The listing below should be written out exactly; please include all of it.

-- start of Task input --

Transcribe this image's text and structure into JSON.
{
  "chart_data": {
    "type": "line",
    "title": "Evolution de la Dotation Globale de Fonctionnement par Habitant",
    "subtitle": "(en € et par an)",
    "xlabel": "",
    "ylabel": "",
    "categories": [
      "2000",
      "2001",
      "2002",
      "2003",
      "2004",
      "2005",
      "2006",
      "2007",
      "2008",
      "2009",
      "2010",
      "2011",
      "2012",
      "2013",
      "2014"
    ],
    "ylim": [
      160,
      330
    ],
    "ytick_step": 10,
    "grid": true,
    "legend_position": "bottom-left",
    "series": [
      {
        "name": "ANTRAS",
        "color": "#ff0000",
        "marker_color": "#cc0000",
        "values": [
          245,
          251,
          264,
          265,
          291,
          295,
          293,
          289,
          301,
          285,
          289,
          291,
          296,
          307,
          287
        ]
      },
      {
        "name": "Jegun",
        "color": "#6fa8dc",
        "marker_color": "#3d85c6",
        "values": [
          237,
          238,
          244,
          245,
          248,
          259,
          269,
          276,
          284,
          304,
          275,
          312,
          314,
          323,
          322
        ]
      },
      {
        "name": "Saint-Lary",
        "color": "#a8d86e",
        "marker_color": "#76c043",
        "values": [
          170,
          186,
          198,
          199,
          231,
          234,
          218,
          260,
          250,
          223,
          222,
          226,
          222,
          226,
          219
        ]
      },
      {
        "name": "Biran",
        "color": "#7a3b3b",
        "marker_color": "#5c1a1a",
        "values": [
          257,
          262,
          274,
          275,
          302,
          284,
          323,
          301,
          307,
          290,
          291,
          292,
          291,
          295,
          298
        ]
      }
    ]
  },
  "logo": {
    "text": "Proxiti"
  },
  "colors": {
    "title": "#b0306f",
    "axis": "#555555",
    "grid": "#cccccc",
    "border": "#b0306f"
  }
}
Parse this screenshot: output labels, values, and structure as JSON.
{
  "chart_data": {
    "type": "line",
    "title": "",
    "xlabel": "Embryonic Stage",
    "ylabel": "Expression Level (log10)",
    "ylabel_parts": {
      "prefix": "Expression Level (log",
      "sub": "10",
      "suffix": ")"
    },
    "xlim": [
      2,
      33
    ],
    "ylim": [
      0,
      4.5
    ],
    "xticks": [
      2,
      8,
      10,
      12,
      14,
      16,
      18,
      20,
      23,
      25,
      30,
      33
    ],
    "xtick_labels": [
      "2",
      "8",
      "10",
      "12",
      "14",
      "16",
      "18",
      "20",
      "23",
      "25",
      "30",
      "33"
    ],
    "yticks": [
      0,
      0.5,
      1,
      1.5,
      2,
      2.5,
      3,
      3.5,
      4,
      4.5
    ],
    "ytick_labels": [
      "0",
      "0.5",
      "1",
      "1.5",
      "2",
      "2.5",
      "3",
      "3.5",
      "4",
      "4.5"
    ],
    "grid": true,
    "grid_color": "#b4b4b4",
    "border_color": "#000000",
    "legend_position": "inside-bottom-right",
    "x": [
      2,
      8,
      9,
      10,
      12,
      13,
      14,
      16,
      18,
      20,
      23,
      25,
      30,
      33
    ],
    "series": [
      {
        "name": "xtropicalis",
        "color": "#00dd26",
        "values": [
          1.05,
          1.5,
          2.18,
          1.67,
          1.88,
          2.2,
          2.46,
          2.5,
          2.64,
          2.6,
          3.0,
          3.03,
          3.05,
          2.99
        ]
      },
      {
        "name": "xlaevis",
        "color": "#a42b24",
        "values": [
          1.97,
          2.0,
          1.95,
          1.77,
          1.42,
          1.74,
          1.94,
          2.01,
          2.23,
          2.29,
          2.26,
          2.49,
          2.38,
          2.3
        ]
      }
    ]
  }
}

-- end of Task input --

= Written solution =
Transcribe this image's text and structure into JSON.
{
  "chart_data": {
    "type": "line",
    "title": "Evolution de la Dotation Globale de Fonctionnement par Habitant",
    "subtitle": "(en € et par an)",
    "xlabel": "",
    "ylabel": "",
    "categories": [
      "2000",
      "2001",
      "2002",
      "2003",
      "2004",
      "2005",
      "2006",
      "2007",
      "2008",
      "2009",
      "2010",
      "2011",
      "2012",
      "2013",
      "2014"
    ],
    "ylim": [
      160,
      330
    ],
    "ytick_step": 10,
    "grid": true,
    "legend_position": "bottom-left",
    "series": [
      {
        "name": "ANTRAS",
        "color": "#ff0000",
        "marker_color": "#cc0000",
        "values": [
          245,
          251,
          264,
          265,
          291,
          295,
          293,
          289,
          301,
          285,
          289,
          291,
          296,
          307,
          287
        ]
      },
      {
        "name": "Jegun",
        "color": "#6fa8dc",
        "marker_color": "#3d85c6",
        "values": [
          237,
          238,
          244,
          245,
          248,
          259,
          269,
          276,
          284,
          304,
          275,
          312,
          314,
          323,
          322
        ]
      },
      {
        "name": "Saint-Lary",
        "color": "#a8d86e",
        "marker_color": "#76c043",
        "values": [
          170,
          186,
          198,
          199,
          231,
          234,
          218,
          260,
          250,
          223,
          222,
          226,
          222,
          226,
          219
        ]
      },
      {
        "name": "Biran",
        "color": "#7a3b3b",
        "marker_color": "#5c1a1a",
        "values": [
          257,
          262,
          274,
          275,
          302,
          284,
          323,
          301,
          307,
          290,
          291,
          292,
          291,
          295,
          298
        ]
      }
    ]
  },
  "logo": {
    "text": "Proxiti"
  },
  "colors": {
    "title": "#b0306f",
    "axis": "#555555",
    "grid": "#cccccc",
    "border": "#b0306f"
  }
}
Parse this screenshot: output labels, values, and structure as JSON.
{
  "chart_data": {
    "type": "line",
    "title": "",
    "xlabel": "Embryonic Stage",
    "ylabel": "Expression Level (log10)",
    "ylabel_parts": {
      "prefix": "Expression Level (log",
      "sub": "10",
      "suffix": ")"
    },
    "xlim": [
      2,
      33
    ],
    "ylim": [
      0,
      4.5
    ],
    "xticks": [
      2,
      8,
      10,
      12,
      14,
      16,
      18,
      20,
      23,
      25,
      30,
      33
    ],
    "xtick_labels": [
      "2",
      "8",
      "10",
      "12",
      "14",
      "16",
      "18",
      "20",
      "23",
      "25",
      "30",
      "33"
    ],
    "yticks": [
      0,
      0.5,
      1,
      1.5,
      2,
      2.5,
      3,
      3.5,
      4,
      4.5
    ],
    "ytick_labels": [
      "0",
      "0.5",
      "1",
      "1.5",
      "2",
      "2.5",
      "3",
      "3.5",
      "4",
      "4.5"
    ],
    "grid": true,
    "grid_color": "#b4b4b4",
    "border_color": "#000000",
    "legend_position": "inside-bottom-right",
    "x": [
      2,
      8,
      9,
      10,
      12,
      13,
      14,
      16,
      18,
      20,
      23,
      25,
      30,
      33
    ],
    "series": [
      {
        "name": "xtropicalis",
        "color": "#00dd26",
        "values": [
          1.05,
          1.5,
          2.18,
          1.67,
          1.88,
          2.2,
          2.46,
          2.5,
          2.64,
          2.6,
          3.0,
          3.03,
          3.05,
          2.99
        ]
      },
      {
        "name": "xlaevis",
        "color": "#a42b24",
        "values": [
          1.97,
          2.0,
          1.95,
          1.77,
          1.42,
          1.74,
          1.94,
          2.01,
          2.23,
          2.29,
          2.26,
          2.49,
          2.38,
          2.3
        ]
      }
    ]
  }
}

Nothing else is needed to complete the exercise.